> **Written problem**
In the entries below, count each line holding the word "avoidance". Answer with the total alone.

-- START --

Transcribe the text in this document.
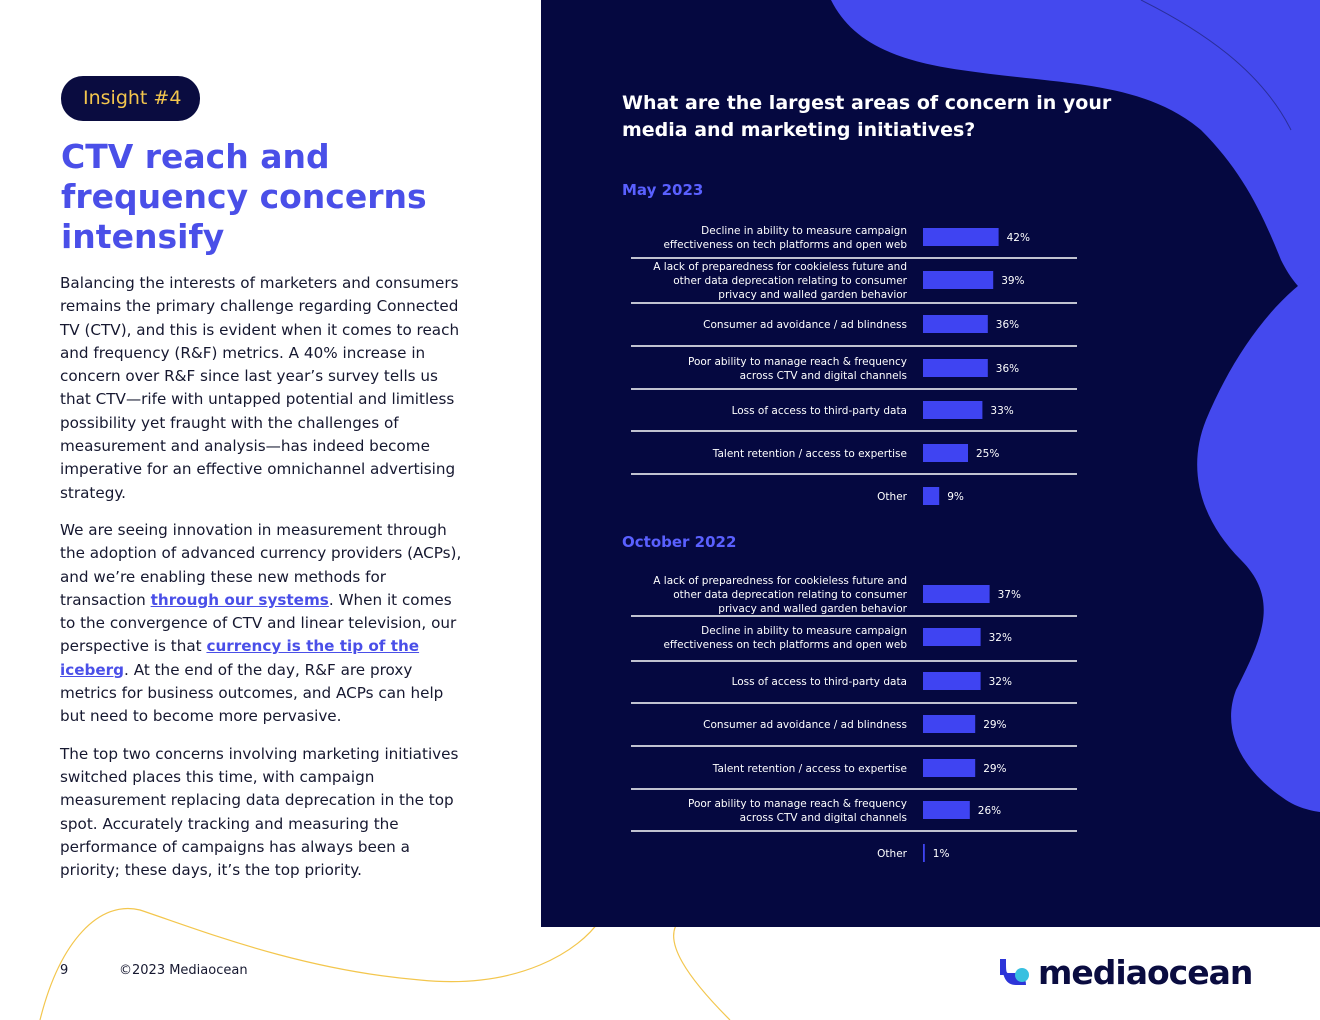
Insight #4
CTV reach and frequency concerns intensify

Balancing the interests of marketers and consumers remains the primary challenge regarding Connected TV (CTV), and this is evident when it comes to reach and frequency (R&F) metrics. A 40% increase in concern over R&F since last year’s survey tells us that CTV—rife with untapped potential and limitless possibility yet fraught with the challenges of measurement and analysis—has indeed become imperative for an effective omnichannel advertising strategy.

We are seeing innovation in measurement through the adoption of advanced currency providers (ACPs), and we’re enabling these new methods for transaction through our systems. When it comes to the convergence of CTV and linear television, our perspective is that currency is the tip of the iceberg. At the end of the day, R&F are proxy metrics for business outcomes, and ACPs can help but need to become more pervasive.

The top two concerns involving marketing initiatives switched places this time, with campaign measurement replacing data deprecation in the top spot. Accurately tracking and measuring the performance of campaigns has always been a priority; these days, it’s the top priority.

What are the largest areas of concern in your
media and marketing initiatives?
May 2023
Decline in ability to measure campaign
effectiveness on tech platforms and open web
42%
A lack of preparedness for cookieless future and
other data deprecation relating to consumer
privacy and walled garden behavior
39%
Consumer ad avoidance / ad blindness	36%
Poor ability to manage reach & frequency
across CTV and digital channels
36%
Loss of access to third-party data	33%
Talent retention / access to expertise	25%
Other	9%
October 2022
A lack of preparedness for cookieless future and
other data deprecation relating to consumer
privacy and walled garden behavior
37%
Decline in ability to measure campaign
effectiveness on tech platforms and open web
32%
Loss of access to third-party data	32%
Consumer ad avoidance / ad blindness	29%
Talent retention / access to expertise	29%
Poor ability to manage reach & frequency
across CTV and digital channels
26%
Other 1%
9	©2023 Mediaocean	mediaocean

-- END --

> **Exercise response**
2